Type out the data exactly as given. Skip any image.

§ Record extracts:
◇ ◇ ◇ ◇
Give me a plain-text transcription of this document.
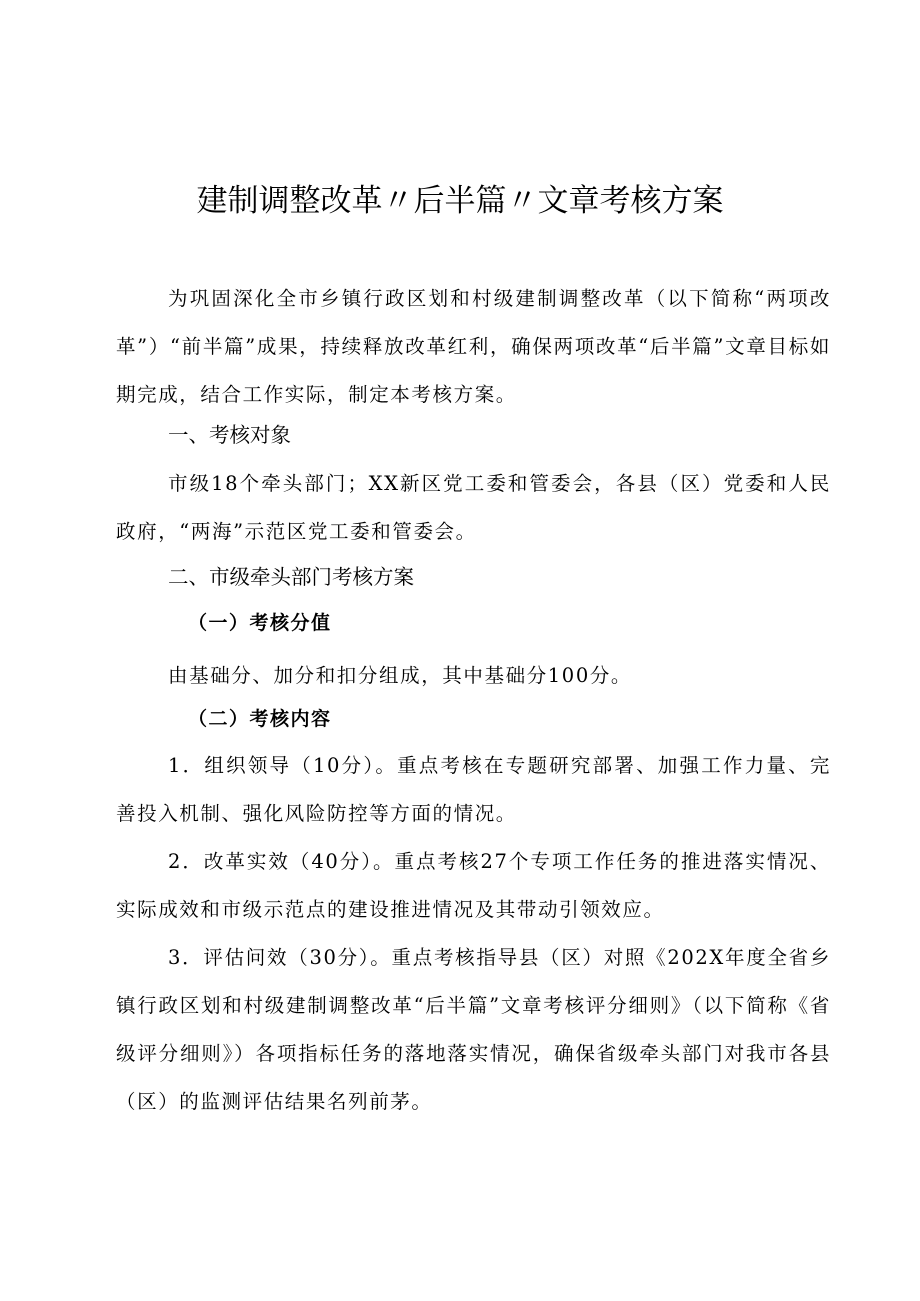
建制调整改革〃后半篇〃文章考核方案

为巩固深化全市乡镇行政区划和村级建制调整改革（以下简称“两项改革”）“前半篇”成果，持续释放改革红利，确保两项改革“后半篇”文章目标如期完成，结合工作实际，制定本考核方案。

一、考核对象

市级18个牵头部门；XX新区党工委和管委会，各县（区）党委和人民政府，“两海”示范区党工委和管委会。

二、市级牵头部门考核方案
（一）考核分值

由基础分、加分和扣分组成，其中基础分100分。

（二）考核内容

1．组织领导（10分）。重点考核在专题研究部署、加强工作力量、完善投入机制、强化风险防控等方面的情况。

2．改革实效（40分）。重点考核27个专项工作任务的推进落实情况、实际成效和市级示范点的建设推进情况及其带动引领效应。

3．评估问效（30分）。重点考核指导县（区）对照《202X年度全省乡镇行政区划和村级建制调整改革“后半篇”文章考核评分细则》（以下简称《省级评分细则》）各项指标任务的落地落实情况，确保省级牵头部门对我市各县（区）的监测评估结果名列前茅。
◇ ◇ ◇ ◇
§ Exercise output:
Give me a plain-text transcription of this document.
建制调整改革〃后半篇〃文章考核方案

为巩固深化全市乡镇行政区划和村级建制调整改革（以下简称“两项改革”）“前半篇”成果，持续释放改革红利，确保两项改革“后半篇”文章目标如期完成，结合工作实际，制定本考核方案。

一、考核对象

市级18个牵头部门；XX新区党工委和管委会，各县（区）党委和人民政府，“两海”示范区党工委和管委会。

二、市级牵头部门考核方案
（一）考核分值

由基础分、加分和扣分组成，其中基础分100分。

（二）考核内容

1．组织领导（10分）。重点考核在专题研究部署、加强工作力量、完善投入机制、强化风险防控等方面的情况。

2．改革实效（40分）。重点考核27个专项工作任务的推进落实情况、实际成效和市级示范点的建设推进情况及其带动引领效应。

3．评估问效（30分）。重点考核指导县（区）对照《202X年度全省乡镇行政区划和村级建制调整改革“后半篇”文章考核评分细则》（以下简称《省级评分细则》）各项指标任务的落地落实情况，确保省级牵头部门对我市各县（区）的监测评估结果名列前茅。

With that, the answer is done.